== EXERCISE DIRECTIONS ==
Compute the number of lines that include the string "泸州市江阳区金融中心", then output that number and nothing else.

== Collected data ==
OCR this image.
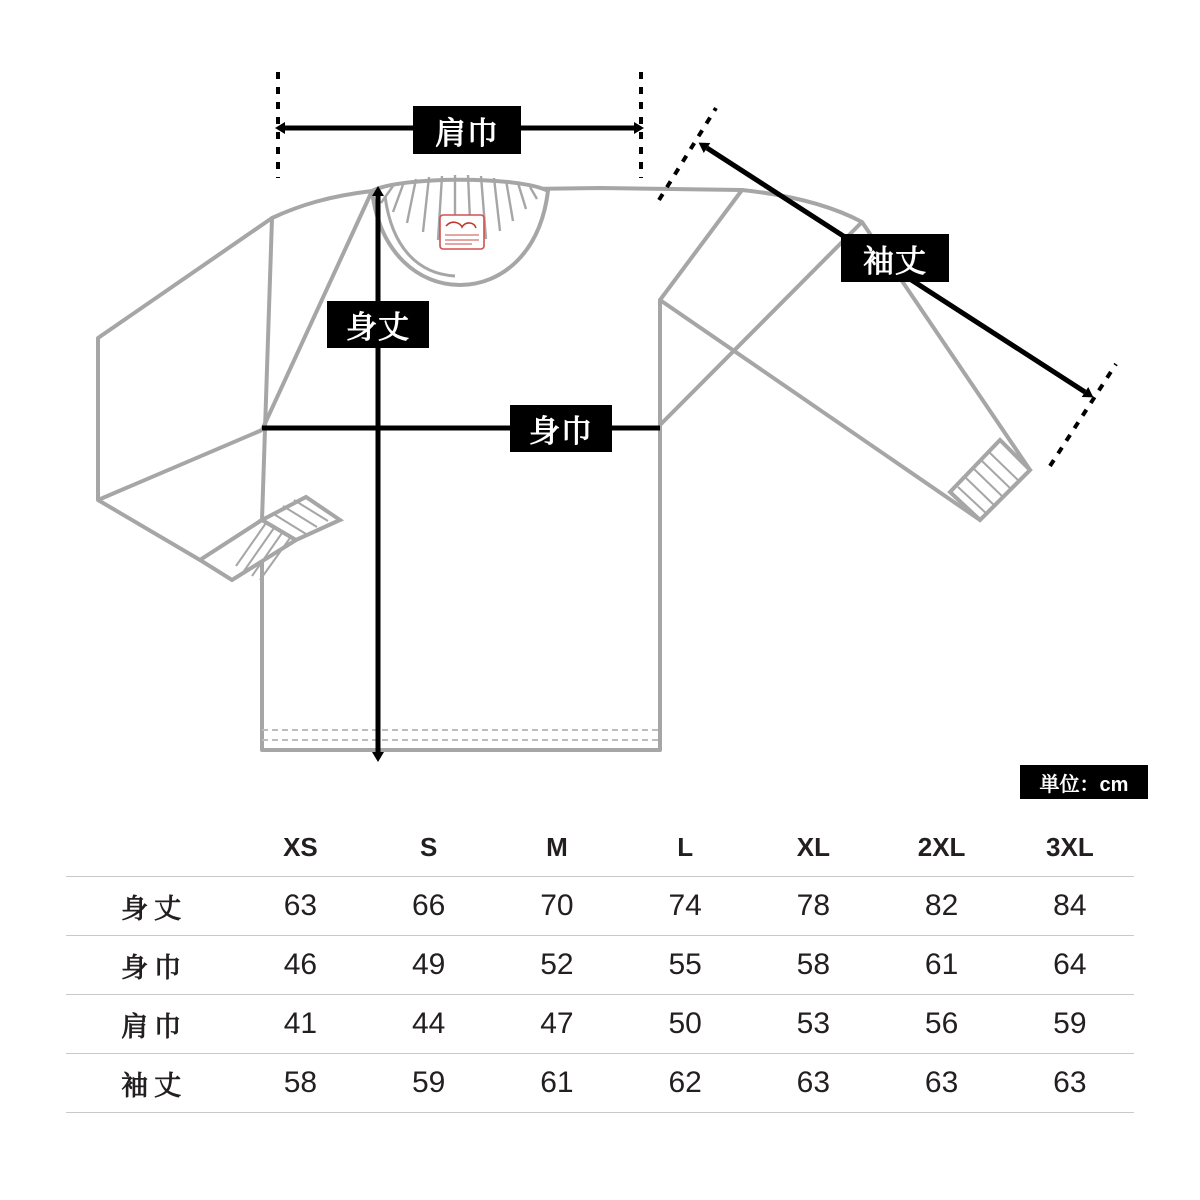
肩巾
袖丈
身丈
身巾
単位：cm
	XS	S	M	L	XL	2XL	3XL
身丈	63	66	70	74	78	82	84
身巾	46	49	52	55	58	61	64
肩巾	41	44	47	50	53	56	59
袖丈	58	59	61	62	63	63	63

...

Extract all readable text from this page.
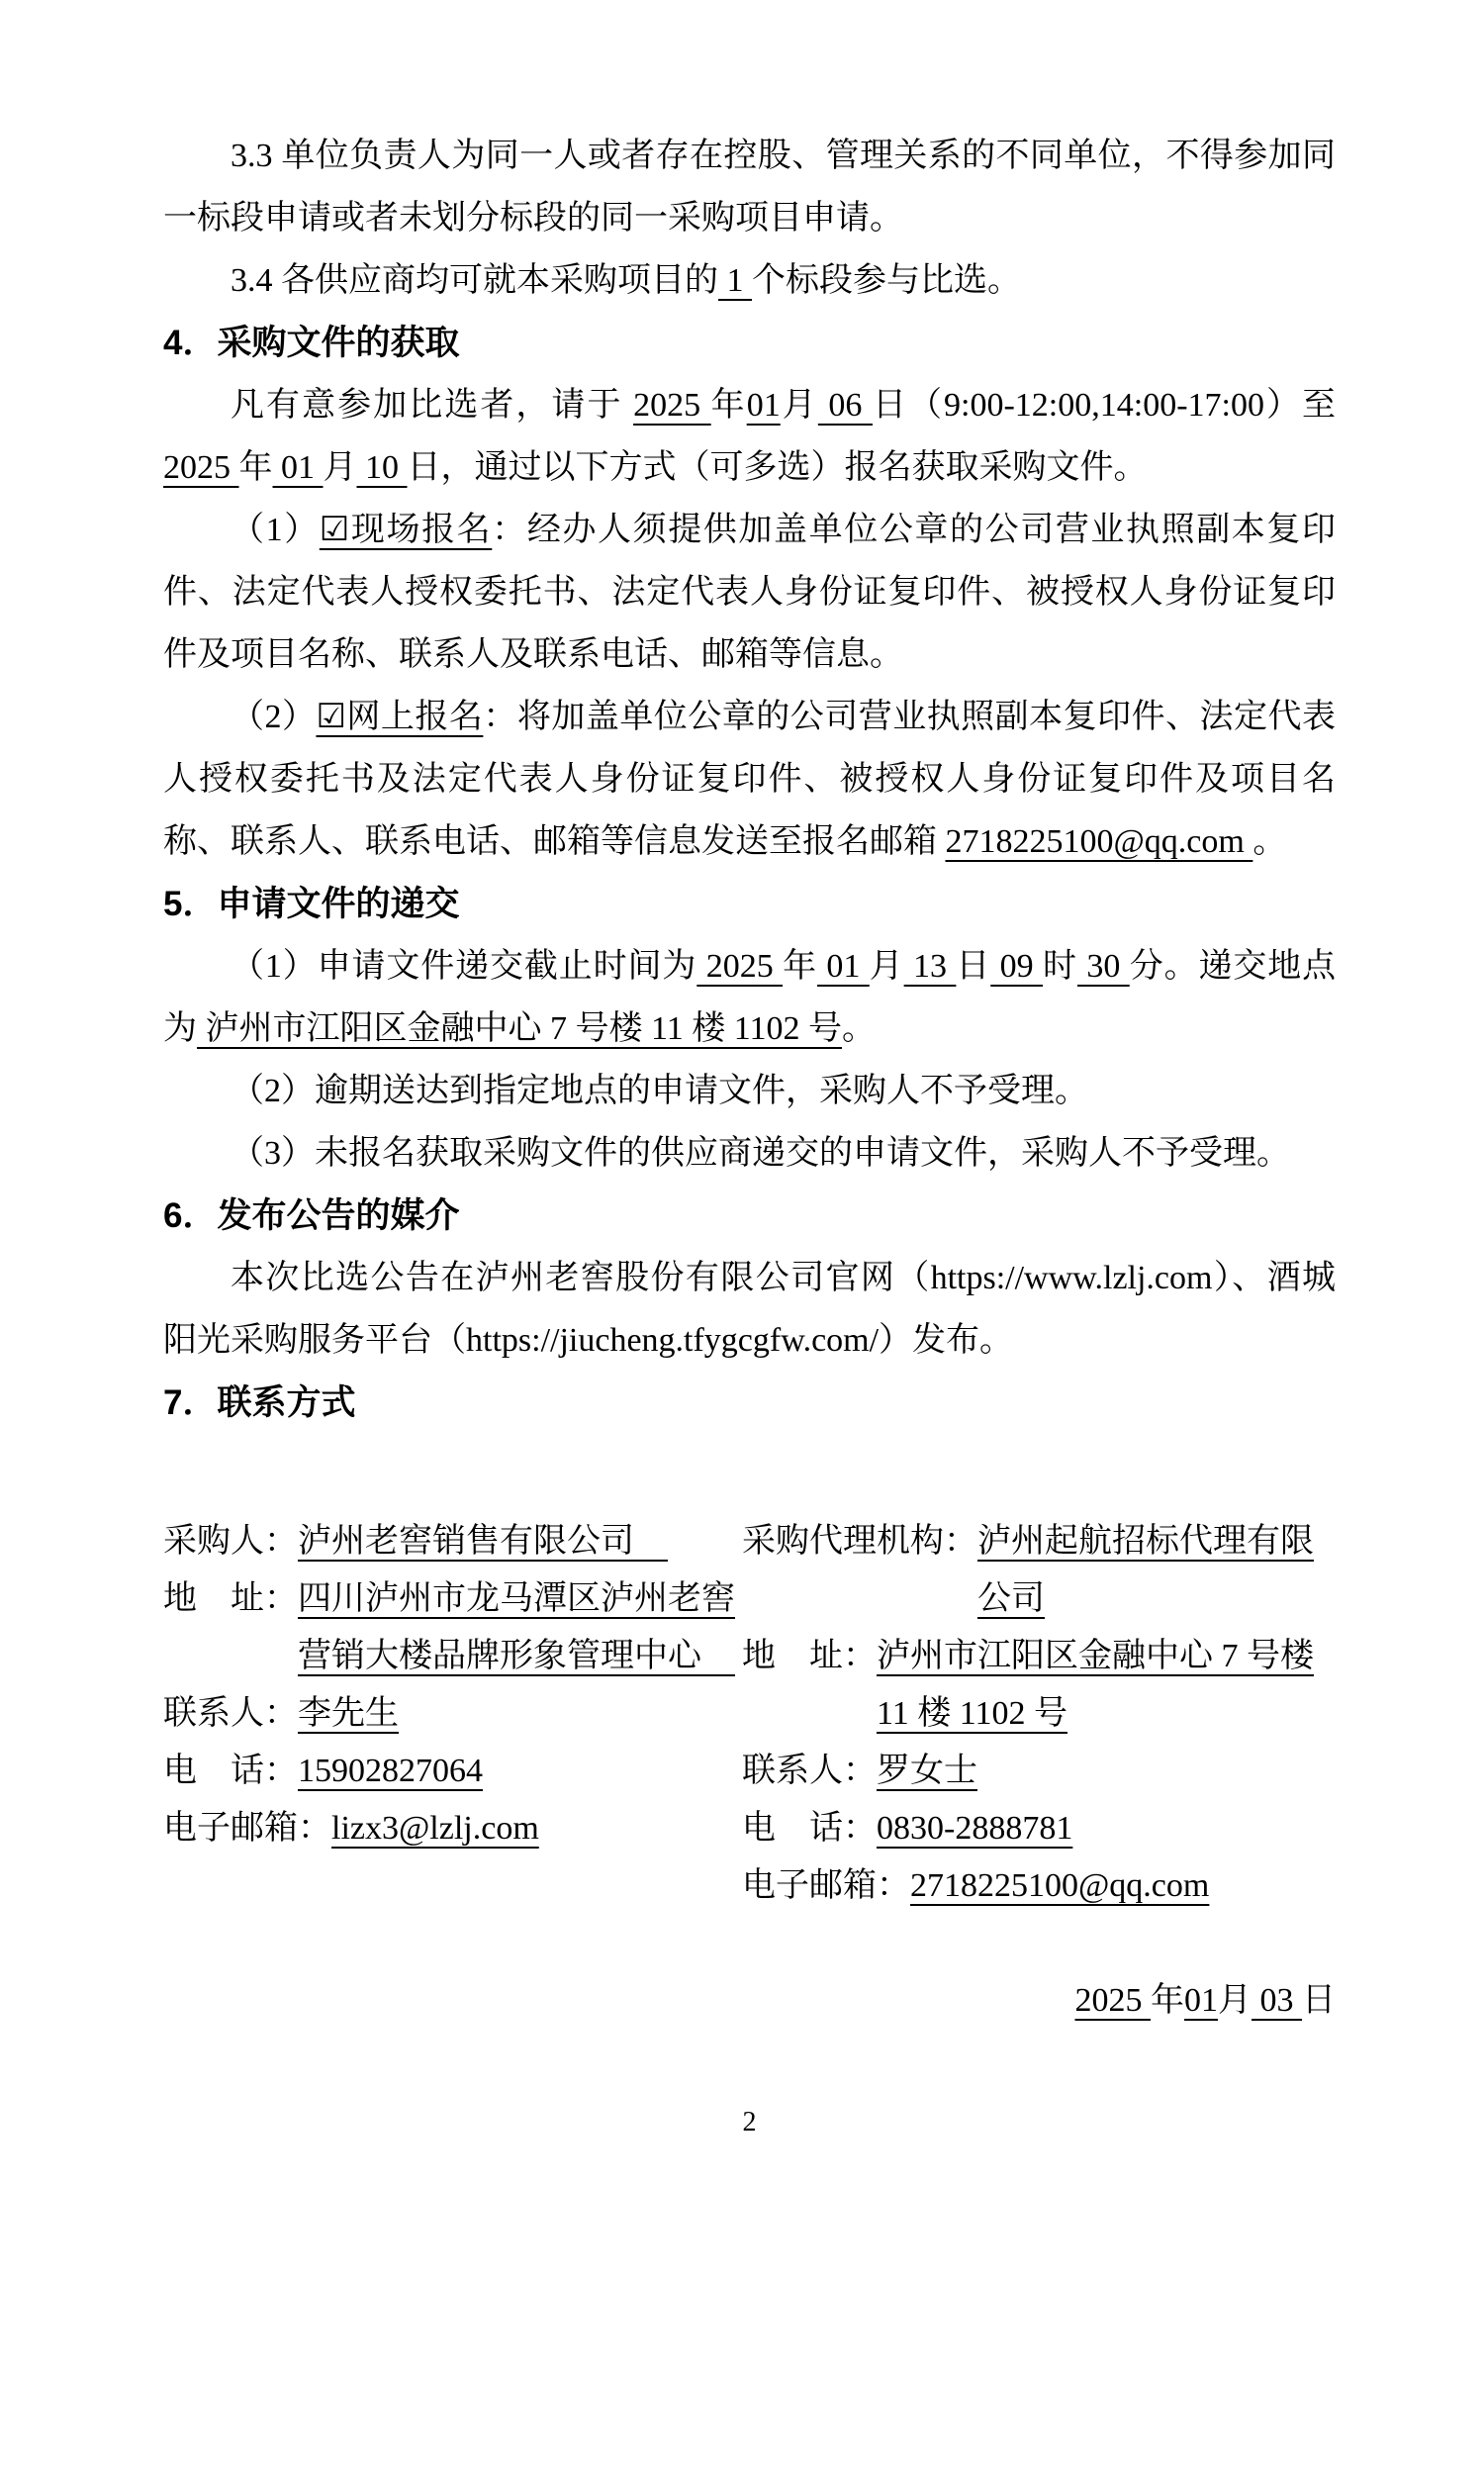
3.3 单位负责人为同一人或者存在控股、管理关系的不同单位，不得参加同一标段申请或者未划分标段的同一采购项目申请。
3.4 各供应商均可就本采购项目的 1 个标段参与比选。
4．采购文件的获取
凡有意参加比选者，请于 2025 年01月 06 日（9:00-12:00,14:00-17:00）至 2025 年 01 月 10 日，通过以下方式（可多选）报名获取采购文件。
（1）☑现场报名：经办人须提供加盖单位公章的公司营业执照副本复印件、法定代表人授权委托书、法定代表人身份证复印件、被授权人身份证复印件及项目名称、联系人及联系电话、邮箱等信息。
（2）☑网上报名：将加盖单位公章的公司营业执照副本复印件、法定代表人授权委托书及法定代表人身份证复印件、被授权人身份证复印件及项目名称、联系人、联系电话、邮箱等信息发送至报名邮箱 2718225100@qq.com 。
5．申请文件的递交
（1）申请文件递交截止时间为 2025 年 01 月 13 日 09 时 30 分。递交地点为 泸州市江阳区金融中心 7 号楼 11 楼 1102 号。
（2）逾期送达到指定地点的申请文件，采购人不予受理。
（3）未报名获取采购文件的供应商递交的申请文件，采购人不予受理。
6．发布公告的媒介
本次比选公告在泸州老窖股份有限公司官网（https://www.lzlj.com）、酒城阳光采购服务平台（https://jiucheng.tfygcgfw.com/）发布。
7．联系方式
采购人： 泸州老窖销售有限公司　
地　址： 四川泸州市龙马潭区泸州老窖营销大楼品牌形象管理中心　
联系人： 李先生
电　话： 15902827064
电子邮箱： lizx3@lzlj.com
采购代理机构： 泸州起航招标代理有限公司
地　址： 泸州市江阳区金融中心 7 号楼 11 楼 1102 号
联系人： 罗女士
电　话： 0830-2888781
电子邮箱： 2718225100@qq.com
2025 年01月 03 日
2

--

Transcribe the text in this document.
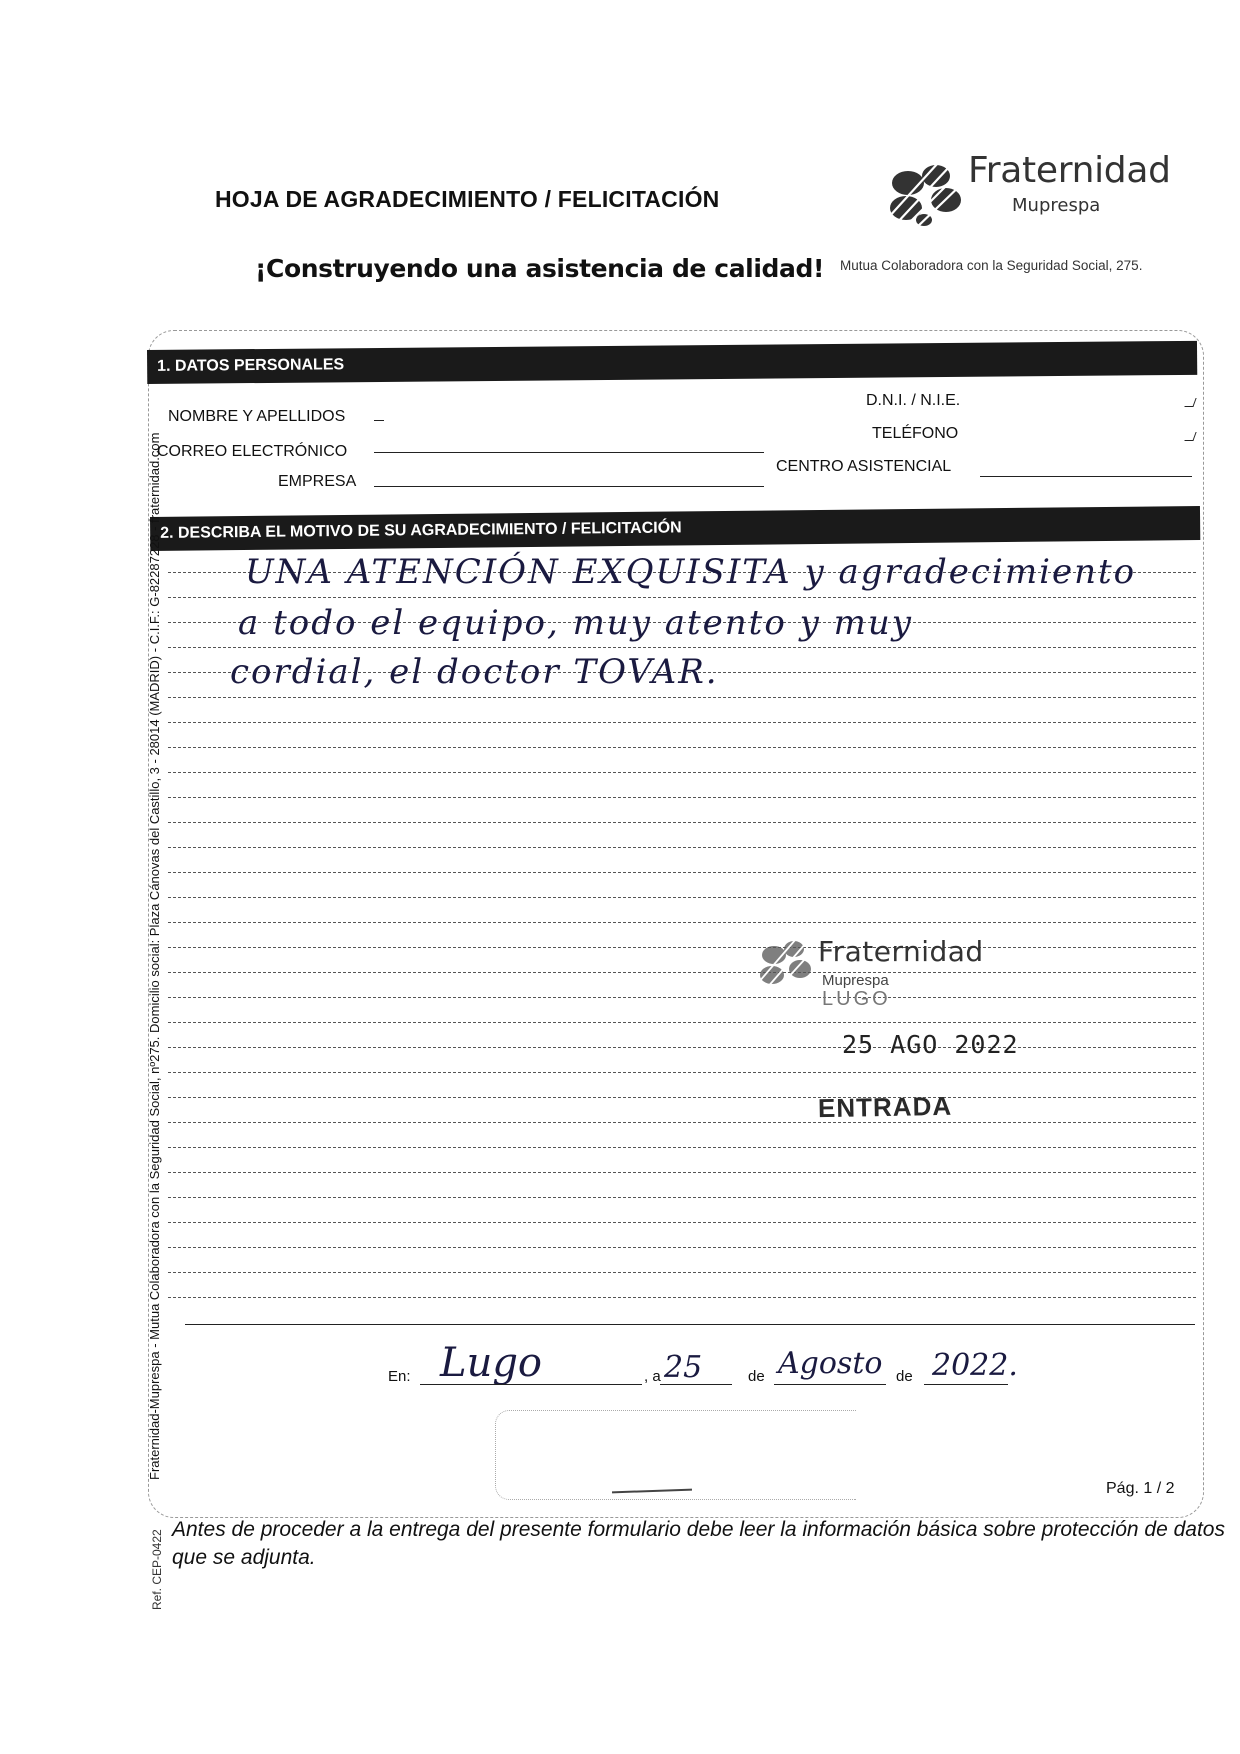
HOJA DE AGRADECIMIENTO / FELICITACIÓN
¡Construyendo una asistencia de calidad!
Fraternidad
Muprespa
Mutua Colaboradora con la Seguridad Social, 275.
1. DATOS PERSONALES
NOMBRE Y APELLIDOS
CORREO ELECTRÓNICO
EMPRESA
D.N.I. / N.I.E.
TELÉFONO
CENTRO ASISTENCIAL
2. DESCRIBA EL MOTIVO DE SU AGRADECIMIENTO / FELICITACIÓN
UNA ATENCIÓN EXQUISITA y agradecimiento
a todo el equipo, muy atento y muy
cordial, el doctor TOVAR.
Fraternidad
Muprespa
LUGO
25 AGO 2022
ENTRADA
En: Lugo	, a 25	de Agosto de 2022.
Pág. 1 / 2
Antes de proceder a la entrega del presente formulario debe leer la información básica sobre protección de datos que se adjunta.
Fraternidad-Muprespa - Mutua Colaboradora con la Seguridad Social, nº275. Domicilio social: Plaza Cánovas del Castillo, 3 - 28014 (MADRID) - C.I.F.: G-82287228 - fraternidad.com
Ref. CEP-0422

== RESULT OF THIS TASK ==
2